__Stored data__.

──────────

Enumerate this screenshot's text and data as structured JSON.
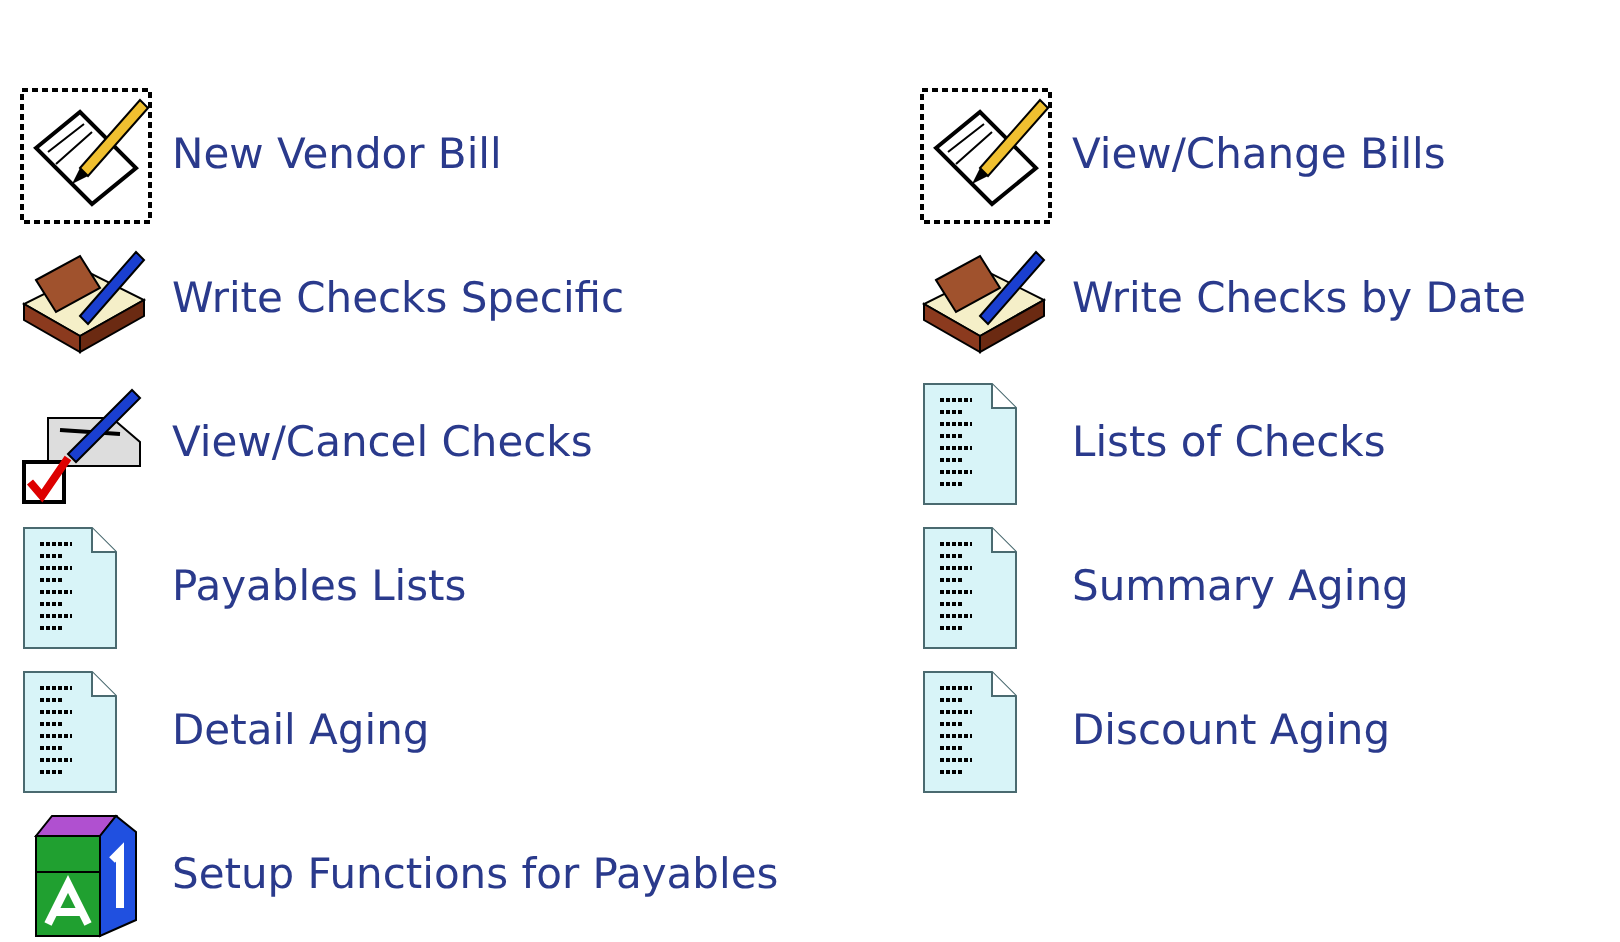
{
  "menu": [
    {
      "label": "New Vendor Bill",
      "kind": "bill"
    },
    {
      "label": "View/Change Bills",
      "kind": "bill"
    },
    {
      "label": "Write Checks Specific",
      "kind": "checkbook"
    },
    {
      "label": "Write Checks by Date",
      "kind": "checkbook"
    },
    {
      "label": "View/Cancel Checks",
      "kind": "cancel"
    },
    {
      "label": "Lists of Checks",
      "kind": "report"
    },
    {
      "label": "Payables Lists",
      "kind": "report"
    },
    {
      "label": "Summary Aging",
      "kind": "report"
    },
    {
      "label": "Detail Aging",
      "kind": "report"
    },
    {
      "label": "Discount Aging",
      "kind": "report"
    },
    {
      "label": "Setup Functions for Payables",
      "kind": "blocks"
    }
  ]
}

──────────

__PROBLEM TO WORK ON__.
Reproduce all of the data exactly, omitting each picture it holds.

__EXPECTED OUTPUT__.
Enumerate this screenshot's text and data as structured JSON.
{
  "menu": [
    {
      "label": "New Vendor Bill",
      "kind": "bill"
    },
    {
      "label": "View/Change Bills",
      "kind": "bill"
    },
    {
      "label": "Write Checks Specific",
      "kind": "checkbook"
    },
    {
      "label": "Write Checks by Date",
      "kind": "checkbook"
    },
    {
      "label": "View/Cancel Checks",
      "kind": "cancel"
    },
    {
      "label": "Lists of Checks",
      "kind": "report"
    },
    {
      "label": "Payables Lists",
      "kind": "report"
    },
    {
      "label": "Summary Aging",
      "kind": "report"
    },
    {
      "label": "Detail Aging",
      "kind": "report"
    },
    {
      "label": "Discount Aging",
      "kind": "report"
    },
    {
      "label": "Setup Functions for Payables",
      "kind": "blocks"
    }
  ]
}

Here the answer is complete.